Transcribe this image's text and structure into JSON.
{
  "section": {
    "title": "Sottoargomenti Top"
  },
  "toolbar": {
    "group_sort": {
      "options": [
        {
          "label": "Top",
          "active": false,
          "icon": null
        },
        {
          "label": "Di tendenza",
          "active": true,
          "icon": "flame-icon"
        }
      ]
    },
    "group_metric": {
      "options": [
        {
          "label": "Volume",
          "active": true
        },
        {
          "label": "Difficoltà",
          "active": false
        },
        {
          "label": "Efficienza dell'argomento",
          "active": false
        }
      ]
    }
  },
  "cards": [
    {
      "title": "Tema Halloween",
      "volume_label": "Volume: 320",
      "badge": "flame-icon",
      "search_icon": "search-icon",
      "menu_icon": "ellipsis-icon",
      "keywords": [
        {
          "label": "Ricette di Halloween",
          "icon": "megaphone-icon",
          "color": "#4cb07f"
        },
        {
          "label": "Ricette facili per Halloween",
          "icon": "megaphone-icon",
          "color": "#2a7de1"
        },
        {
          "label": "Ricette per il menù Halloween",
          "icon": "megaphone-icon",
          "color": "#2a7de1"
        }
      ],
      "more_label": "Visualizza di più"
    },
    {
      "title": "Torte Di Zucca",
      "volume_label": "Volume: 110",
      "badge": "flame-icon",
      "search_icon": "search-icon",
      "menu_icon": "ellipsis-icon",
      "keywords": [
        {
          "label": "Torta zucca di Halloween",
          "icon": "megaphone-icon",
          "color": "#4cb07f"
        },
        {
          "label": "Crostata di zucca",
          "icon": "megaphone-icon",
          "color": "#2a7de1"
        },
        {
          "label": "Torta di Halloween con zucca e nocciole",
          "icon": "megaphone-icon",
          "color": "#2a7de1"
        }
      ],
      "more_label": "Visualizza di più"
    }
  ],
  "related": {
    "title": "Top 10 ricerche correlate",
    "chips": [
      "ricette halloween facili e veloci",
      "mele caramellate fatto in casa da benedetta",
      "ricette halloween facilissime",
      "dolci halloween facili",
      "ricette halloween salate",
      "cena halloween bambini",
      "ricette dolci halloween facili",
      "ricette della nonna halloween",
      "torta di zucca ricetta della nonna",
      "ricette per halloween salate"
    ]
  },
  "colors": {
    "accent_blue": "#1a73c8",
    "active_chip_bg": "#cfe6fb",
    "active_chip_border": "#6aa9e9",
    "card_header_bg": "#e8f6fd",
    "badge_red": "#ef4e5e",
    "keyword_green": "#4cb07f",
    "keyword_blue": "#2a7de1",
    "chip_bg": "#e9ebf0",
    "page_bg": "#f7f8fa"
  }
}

• _Job_
Return the listing above word for word.

• _The completed task_
Transcribe this image's text and structure into JSON.
{
  "section": {
    "title": "Sottoargomenti Top"
  },
  "toolbar": {
    "group_sort": {
      "options": [
        {
          "label": "Top",
          "active": false,
          "icon": null
        },
        {
          "label": "Di tendenza",
          "active": true,
          "icon": "flame-icon"
        }
      ]
    },
    "group_metric": {
      "options": [
        {
          "label": "Volume",
          "active": true
        },
        {
          "label": "Difficoltà",
          "active": false
        },
        {
          "label": "Efficienza dell'argomento",
          "active": false
        }
      ]
    }
  },
  "cards": [
    {
      "title": "Tema Halloween",
      "volume_label": "Volume: 320",
      "badge": "flame-icon",
      "search_icon": "search-icon",
      "menu_icon": "ellipsis-icon",
      "keywords": [
        {
          "label": "Ricette di Halloween",
          "icon": "megaphone-icon",
          "color": "#4cb07f"
        },
        {
          "label": "Ricette facili per Halloween",
          "icon": "megaphone-icon",
          "color": "#2a7de1"
        },
        {
          "label": "Ricette per il menù Halloween",
          "icon": "megaphone-icon",
          "color": "#2a7de1"
        }
      ],
      "more_label": "Visualizza di più"
    },
    {
      "title": "Torte Di Zucca",
      "volume_label": "Volume: 110",
      "badge": "flame-icon",
      "search_icon": "search-icon",
      "menu_icon": "ellipsis-icon",
      "keywords": [
        {
          "label": "Torta zucca di Halloween",
          "icon": "megaphone-icon",
          "color": "#4cb07f"
        },
        {
          "label": "Crostata di zucca",
          "icon": "megaphone-icon",
          "color": "#2a7de1"
        },
        {
          "label": "Torta di Halloween con zucca e nocciole",
          "icon": "megaphone-icon",
          "color": "#2a7de1"
        }
      ],
      "more_label": "Visualizza di più"
    }
  ],
  "related": {
    "title": "Top 10 ricerche correlate",
    "chips": [
      "ricette halloween facili e veloci",
      "mele caramellate fatto in casa da benedetta",
      "ricette halloween facilissime",
      "dolci halloween facili",
      "ricette halloween salate",
      "cena halloween bambini",
      "ricette dolci halloween facili",
      "ricette della nonna halloween",
      "torta di zucca ricetta della nonna",
      "ricette per halloween salate"
    ]
  },
  "colors": {
    "accent_blue": "#1a73c8",
    "active_chip_bg": "#cfe6fb",
    "active_chip_border": "#6aa9e9",
    "card_header_bg": "#e8f6fd",
    "badge_red": "#ef4e5e",
    "keyword_green": "#4cb07f",
    "keyword_blue": "#2a7de1",
    "chip_bg": "#e9ebf0",
    "page_bg": "#f7f8fa"
  }
}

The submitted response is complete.